■ Exercise directions: In the entries below, find the lines that contain the word "subtitle" and copy them.

======== Material ========

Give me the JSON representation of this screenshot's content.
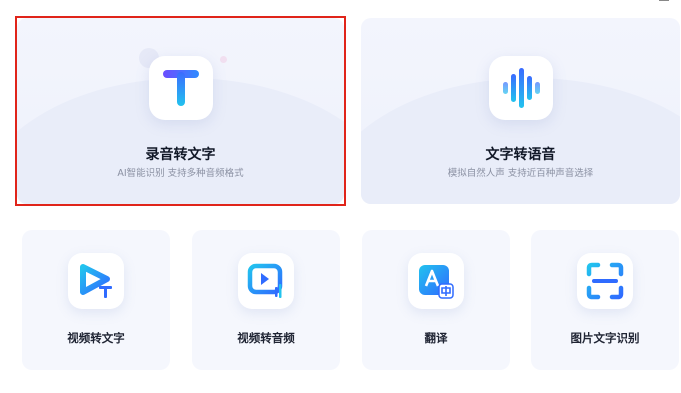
{
  "features": {
    "record_to_text": {
      "title": "录音转文字",
      "subtitle": "AI智能识别 支持多种音频格式",
      "selected": true,
      "icon": "text-t-icon"
    },
    "text_to_speech": {
      "title": "文字转语音",
      "subtitle": "模拟自然人声 支持近百种声音选择",
      "icon": "sound-wave-icon"
    },
    "video_to_text": {
      "title": "视频转文字",
      "icon": "video-text-icon"
    },
    "video_to_audio": {
      "title": "视频转音频",
      "icon": "video-audio-icon"
    },
    "translate": {
      "title": "翻译",
      "icon": "translate-icon"
    },
    "image_ocr": {
      "title": "图片文字识别",
      "icon": "scan-text-icon"
    }
  },
  "colors": {
    "accent_blue": "#2f6bff",
    "accent_cyan": "#22c3ee",
    "selection_border": "#e0241a",
    "card_bg": "#f5f7fd"
  }
}
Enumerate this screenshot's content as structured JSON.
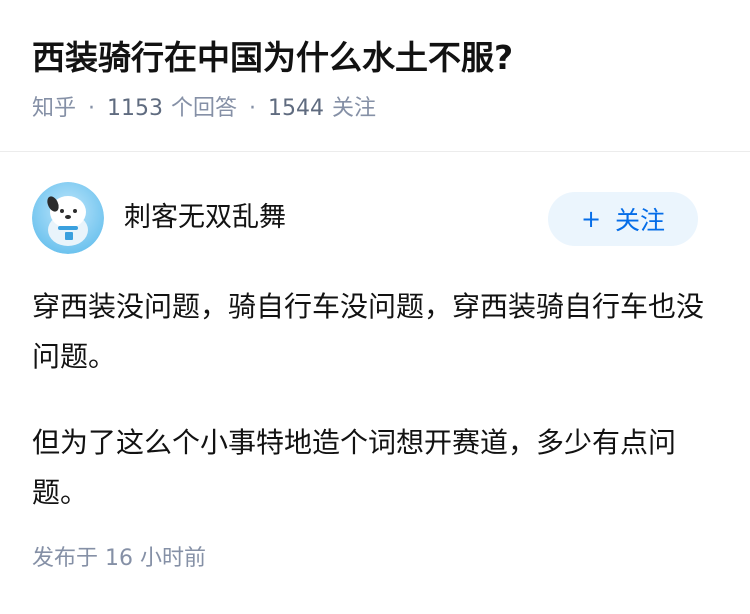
{
  "question": {
    "title": "西装骑行在中国为什么水土不服?",
    "source": "知乎",
    "answer_count": "1153",
    "answer_label": "个回答",
    "follower_count": "1544",
    "follower_label": "关注"
  },
  "answer": {
    "author_name": "刺客无双乱舞",
    "follow_button_label": "关注",
    "paragraphs": [
      "穿西装没问题，骑自行车没问题，穿西装骑自行车也没问题。",
      "但为了这么个小事特地造个词想开赛道，多少有点问题。"
    ],
    "publish_label": "发布于",
    "publish_time": "16 小时前"
  },
  "colors": {
    "accent": "#056de8",
    "follow_bg": "#ebf5fd",
    "meta": "#8590a6"
  }
}
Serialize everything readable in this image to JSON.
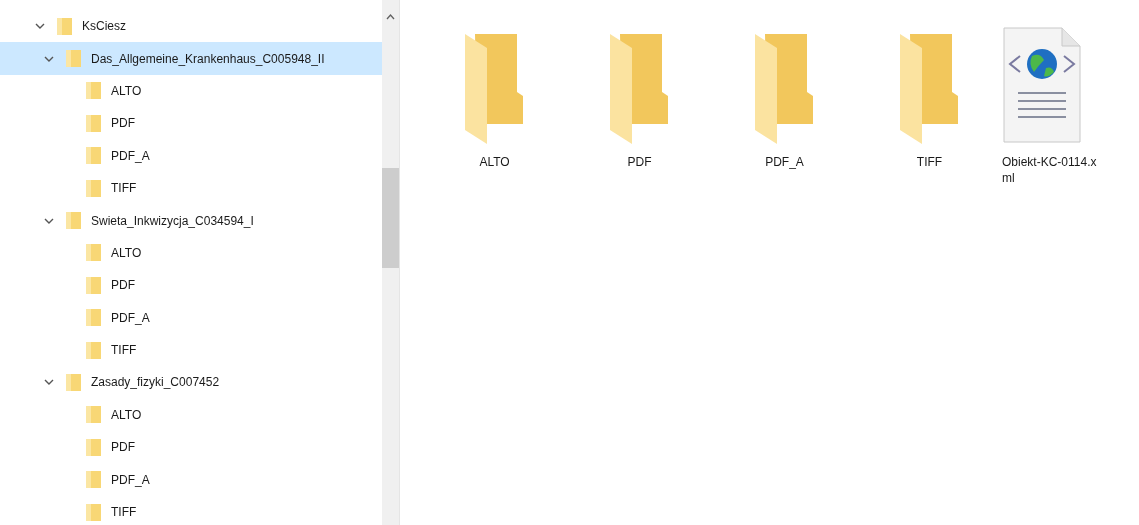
{
  "tree": [
    {
      "label": "KsCiesz",
      "expanded": true,
      "selected": false,
      "children": [
        {
          "label": "Das_Allgemeine_Krankenhaus_C005948_II",
          "expanded": true,
          "selected": true,
          "children": [
            {
              "label": "ALTO",
              "selected": false
            },
            {
              "label": "PDF",
              "selected": false
            },
            {
              "label": "PDF_A",
              "selected": false
            },
            {
              "label": "TIFF",
              "selected": false
            }
          ]
        },
        {
          "label": "Swieta_Inkwizycja_C034594_I",
          "expanded": true,
          "selected": false,
          "children": [
            {
              "label": "ALTO",
              "selected": false
            },
            {
              "label": "PDF",
              "selected": false
            },
            {
              "label": "PDF_A",
              "selected": false
            },
            {
              "label": "TIFF",
              "selected": false
            }
          ]
        },
        {
          "label": "Zasady_fizyki_C007452",
          "expanded": true,
          "selected": false,
          "children": [
            {
              "label": "ALTO",
              "selected": false
            },
            {
              "label": "PDF",
              "selected": false
            },
            {
              "label": "PDF_A",
              "selected": false
            },
            {
              "label": "TIFF",
              "selected": false
            }
          ]
        }
      ]
    }
  ],
  "items": [
    {
      "kind": "folder",
      "name": "ALTO"
    },
    {
      "kind": "folder",
      "name": "PDF"
    },
    {
      "kind": "folder",
      "name": "PDF_A"
    },
    {
      "kind": "folder",
      "name": "TIFF"
    },
    {
      "kind": "xml",
      "name_lines": [
        "Obiekt-KC-0114.x",
        "ml"
      ]
    }
  ]
}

========

■ Result:
      "subtitle": "AI智能识别 支持多种音频格式",
      "subtitle": "模拟自然人声 支持近百种声音选择",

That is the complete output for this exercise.